(Data entries)
★ ★ ★ ★ ★

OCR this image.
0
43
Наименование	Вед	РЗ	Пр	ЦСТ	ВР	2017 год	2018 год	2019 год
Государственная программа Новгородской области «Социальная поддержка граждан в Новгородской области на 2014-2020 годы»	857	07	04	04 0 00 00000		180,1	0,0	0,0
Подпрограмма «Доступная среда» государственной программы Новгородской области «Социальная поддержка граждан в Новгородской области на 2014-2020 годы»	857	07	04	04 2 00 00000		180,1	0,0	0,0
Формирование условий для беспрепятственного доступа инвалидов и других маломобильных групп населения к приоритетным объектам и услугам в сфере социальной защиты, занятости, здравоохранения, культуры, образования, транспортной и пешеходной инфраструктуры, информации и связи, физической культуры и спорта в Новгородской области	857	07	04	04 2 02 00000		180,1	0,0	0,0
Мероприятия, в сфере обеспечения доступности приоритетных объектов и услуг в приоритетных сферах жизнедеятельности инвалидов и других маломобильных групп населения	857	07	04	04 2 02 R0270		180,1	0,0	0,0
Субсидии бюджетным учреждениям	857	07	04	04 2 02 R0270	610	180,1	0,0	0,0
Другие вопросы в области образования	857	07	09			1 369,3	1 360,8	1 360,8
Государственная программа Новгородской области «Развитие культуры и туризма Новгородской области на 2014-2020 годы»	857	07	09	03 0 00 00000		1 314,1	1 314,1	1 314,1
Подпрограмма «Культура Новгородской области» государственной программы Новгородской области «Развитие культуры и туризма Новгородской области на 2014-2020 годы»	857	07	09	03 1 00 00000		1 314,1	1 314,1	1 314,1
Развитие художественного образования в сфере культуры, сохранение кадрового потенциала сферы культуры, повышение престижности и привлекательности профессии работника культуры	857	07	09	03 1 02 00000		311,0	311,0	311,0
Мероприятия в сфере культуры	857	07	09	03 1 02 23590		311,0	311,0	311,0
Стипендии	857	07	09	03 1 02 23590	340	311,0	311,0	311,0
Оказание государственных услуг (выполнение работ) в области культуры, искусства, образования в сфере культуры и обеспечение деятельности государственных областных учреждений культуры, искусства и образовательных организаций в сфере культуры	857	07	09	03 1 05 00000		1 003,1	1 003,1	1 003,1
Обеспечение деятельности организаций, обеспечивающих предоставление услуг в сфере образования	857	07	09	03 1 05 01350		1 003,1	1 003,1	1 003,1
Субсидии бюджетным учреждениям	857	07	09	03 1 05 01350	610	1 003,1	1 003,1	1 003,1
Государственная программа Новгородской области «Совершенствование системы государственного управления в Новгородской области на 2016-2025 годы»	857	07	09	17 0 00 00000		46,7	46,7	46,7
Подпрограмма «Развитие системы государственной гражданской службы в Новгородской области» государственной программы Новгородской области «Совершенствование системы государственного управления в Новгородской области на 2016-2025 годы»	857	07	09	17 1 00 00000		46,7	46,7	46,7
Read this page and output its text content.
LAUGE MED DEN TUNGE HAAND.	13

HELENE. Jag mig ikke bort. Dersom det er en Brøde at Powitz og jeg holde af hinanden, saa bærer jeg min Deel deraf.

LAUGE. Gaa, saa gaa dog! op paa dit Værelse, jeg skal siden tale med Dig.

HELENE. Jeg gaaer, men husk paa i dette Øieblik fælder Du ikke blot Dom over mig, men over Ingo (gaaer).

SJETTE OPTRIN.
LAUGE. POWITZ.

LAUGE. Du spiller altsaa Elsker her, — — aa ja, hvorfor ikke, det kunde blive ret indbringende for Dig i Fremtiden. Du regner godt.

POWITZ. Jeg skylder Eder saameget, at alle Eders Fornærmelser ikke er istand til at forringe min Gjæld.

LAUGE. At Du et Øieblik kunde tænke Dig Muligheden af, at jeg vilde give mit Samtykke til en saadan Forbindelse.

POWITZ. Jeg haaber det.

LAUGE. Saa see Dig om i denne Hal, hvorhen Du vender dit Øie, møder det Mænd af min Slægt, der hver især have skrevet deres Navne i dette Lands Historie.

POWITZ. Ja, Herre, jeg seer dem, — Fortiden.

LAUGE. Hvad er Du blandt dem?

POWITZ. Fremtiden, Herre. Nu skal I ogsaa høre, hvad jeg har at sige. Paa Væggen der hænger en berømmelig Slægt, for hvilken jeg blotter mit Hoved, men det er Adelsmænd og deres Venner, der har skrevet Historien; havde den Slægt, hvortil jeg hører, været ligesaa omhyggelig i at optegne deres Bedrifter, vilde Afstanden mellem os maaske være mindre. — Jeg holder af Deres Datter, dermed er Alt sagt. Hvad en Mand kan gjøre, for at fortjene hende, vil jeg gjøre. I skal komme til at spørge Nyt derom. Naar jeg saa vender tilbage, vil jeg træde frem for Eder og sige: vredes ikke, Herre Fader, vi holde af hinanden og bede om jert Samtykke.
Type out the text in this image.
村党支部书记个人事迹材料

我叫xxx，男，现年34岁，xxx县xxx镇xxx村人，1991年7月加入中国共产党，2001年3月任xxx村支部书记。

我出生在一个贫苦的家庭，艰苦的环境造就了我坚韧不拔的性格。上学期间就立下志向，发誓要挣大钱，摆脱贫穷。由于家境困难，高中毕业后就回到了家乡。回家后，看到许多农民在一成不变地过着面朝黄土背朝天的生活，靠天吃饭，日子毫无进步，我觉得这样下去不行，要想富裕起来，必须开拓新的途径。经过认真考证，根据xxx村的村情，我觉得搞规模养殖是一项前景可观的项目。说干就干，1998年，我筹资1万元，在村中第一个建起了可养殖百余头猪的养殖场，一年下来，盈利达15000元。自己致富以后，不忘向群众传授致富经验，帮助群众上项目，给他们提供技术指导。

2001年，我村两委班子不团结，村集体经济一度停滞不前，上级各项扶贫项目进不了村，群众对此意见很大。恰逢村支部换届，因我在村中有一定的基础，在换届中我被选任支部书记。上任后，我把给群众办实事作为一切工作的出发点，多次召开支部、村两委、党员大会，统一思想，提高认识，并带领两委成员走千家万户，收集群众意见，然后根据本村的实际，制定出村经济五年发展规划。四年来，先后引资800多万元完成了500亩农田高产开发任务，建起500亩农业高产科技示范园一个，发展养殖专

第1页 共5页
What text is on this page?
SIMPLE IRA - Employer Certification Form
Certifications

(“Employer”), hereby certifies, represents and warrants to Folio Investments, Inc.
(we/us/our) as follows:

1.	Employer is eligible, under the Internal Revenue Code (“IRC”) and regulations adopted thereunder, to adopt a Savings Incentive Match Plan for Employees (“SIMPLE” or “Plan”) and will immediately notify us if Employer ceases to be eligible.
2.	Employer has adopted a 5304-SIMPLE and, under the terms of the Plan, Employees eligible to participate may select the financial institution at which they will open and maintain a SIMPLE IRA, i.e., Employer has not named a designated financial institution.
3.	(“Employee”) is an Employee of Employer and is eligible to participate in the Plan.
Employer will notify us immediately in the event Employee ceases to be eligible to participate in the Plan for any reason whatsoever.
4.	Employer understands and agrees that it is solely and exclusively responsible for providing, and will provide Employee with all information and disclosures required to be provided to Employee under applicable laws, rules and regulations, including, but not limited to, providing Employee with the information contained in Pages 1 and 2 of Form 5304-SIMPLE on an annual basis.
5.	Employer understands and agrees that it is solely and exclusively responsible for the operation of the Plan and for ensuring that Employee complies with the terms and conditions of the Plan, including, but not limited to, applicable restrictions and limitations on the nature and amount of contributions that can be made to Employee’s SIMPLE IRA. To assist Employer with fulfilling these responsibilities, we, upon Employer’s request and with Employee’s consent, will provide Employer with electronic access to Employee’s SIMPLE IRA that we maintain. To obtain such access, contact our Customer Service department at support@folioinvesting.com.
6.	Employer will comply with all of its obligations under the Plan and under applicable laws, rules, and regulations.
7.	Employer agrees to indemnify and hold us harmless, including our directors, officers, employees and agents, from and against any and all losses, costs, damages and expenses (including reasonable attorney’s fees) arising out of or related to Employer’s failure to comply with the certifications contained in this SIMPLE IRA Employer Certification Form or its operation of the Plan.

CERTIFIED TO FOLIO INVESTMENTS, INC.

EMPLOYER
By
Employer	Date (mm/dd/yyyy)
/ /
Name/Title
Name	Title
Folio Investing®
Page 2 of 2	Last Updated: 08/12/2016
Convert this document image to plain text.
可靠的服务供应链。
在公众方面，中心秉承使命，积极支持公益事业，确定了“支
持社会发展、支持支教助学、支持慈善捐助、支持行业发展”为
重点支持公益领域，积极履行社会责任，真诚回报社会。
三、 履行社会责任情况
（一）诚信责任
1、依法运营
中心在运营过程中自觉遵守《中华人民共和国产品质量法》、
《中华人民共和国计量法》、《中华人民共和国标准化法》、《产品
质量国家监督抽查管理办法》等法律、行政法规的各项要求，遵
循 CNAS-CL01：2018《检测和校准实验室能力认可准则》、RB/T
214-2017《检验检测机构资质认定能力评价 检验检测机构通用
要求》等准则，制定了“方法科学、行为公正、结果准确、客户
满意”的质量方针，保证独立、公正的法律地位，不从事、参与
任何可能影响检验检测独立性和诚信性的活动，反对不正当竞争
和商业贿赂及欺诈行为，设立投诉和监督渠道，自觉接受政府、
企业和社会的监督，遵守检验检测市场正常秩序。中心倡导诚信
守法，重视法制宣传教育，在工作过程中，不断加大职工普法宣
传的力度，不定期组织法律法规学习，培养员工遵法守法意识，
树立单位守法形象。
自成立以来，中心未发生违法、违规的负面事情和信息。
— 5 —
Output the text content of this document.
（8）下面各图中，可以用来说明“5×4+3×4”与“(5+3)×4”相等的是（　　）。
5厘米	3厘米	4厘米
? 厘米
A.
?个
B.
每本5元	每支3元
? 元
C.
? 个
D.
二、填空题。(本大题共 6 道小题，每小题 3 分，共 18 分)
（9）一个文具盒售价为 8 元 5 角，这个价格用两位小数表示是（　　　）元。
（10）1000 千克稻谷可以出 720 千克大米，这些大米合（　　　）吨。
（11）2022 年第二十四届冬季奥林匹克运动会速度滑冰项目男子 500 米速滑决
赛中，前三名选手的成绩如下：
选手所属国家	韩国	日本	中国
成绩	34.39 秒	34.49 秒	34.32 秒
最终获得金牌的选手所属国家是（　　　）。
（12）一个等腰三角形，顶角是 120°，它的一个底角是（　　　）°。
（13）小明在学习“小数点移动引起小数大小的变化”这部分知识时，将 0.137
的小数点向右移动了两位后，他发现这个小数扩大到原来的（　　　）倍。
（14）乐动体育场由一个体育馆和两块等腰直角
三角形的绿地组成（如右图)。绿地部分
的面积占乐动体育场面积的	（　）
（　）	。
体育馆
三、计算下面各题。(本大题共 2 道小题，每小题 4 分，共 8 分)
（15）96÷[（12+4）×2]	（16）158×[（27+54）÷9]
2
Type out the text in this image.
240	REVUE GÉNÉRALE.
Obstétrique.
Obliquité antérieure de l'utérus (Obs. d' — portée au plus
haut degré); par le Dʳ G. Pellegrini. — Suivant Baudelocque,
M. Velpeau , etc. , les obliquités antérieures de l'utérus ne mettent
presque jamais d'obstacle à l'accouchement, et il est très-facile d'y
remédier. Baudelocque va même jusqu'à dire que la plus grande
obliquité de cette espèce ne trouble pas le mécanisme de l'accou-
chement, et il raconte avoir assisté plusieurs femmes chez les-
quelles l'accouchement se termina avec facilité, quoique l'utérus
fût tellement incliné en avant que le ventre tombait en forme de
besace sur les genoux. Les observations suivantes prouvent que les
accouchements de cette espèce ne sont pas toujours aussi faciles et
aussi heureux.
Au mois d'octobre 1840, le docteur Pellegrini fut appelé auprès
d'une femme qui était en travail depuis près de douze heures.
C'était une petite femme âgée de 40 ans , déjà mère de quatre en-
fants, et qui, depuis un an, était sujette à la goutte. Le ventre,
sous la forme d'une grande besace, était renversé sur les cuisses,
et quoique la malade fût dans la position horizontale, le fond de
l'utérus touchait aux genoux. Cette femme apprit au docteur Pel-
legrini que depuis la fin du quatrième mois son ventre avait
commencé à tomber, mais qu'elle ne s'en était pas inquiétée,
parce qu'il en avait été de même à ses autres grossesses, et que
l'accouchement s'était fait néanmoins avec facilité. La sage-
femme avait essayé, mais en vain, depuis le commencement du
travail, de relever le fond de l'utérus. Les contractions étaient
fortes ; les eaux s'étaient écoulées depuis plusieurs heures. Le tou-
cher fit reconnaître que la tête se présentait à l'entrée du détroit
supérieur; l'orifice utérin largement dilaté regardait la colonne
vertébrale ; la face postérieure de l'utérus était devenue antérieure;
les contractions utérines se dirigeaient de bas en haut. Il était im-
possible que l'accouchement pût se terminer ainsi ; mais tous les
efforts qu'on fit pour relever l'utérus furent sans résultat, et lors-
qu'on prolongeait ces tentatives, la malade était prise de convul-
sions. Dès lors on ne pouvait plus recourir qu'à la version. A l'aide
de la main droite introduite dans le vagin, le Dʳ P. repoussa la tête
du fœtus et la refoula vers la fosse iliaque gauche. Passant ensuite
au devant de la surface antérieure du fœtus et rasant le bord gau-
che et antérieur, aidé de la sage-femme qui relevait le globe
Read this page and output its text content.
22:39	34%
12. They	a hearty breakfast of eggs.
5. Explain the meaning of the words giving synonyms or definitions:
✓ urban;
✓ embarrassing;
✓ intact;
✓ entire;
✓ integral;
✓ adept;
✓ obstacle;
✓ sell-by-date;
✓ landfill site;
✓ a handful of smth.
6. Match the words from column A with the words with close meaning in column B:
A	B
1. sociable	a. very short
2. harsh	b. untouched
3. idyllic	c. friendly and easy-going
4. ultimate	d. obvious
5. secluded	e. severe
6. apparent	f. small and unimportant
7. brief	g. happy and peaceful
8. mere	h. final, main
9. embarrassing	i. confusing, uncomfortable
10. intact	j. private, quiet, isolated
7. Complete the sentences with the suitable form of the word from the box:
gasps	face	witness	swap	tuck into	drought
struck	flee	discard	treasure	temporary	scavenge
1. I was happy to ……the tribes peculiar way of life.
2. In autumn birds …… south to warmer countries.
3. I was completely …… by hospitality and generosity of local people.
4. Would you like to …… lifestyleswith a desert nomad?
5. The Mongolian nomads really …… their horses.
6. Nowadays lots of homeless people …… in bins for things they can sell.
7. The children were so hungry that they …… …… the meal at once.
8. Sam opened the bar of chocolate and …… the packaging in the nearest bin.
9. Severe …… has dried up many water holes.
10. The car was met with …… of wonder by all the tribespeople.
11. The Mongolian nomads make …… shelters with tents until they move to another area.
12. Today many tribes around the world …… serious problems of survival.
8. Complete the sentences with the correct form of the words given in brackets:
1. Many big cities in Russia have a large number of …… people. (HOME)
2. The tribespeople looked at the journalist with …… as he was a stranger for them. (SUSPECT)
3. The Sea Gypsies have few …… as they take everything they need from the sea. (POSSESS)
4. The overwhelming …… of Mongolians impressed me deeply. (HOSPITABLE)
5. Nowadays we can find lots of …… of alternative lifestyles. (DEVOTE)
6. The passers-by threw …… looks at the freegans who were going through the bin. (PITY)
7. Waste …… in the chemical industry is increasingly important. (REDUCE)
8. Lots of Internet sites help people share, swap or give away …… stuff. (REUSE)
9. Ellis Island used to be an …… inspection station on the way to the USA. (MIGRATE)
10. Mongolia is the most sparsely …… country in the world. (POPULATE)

★ ★ ★ ★ ★

§ GIVEN INSTRUCTION
Copy out every line from the data above that has "quoique" in it.

§ WRITTEN SOLUTION
quelles l'accouchement se termina avec facilité, quoique l'utérus
et quoique la malade fût dans la position horizontale, le fond de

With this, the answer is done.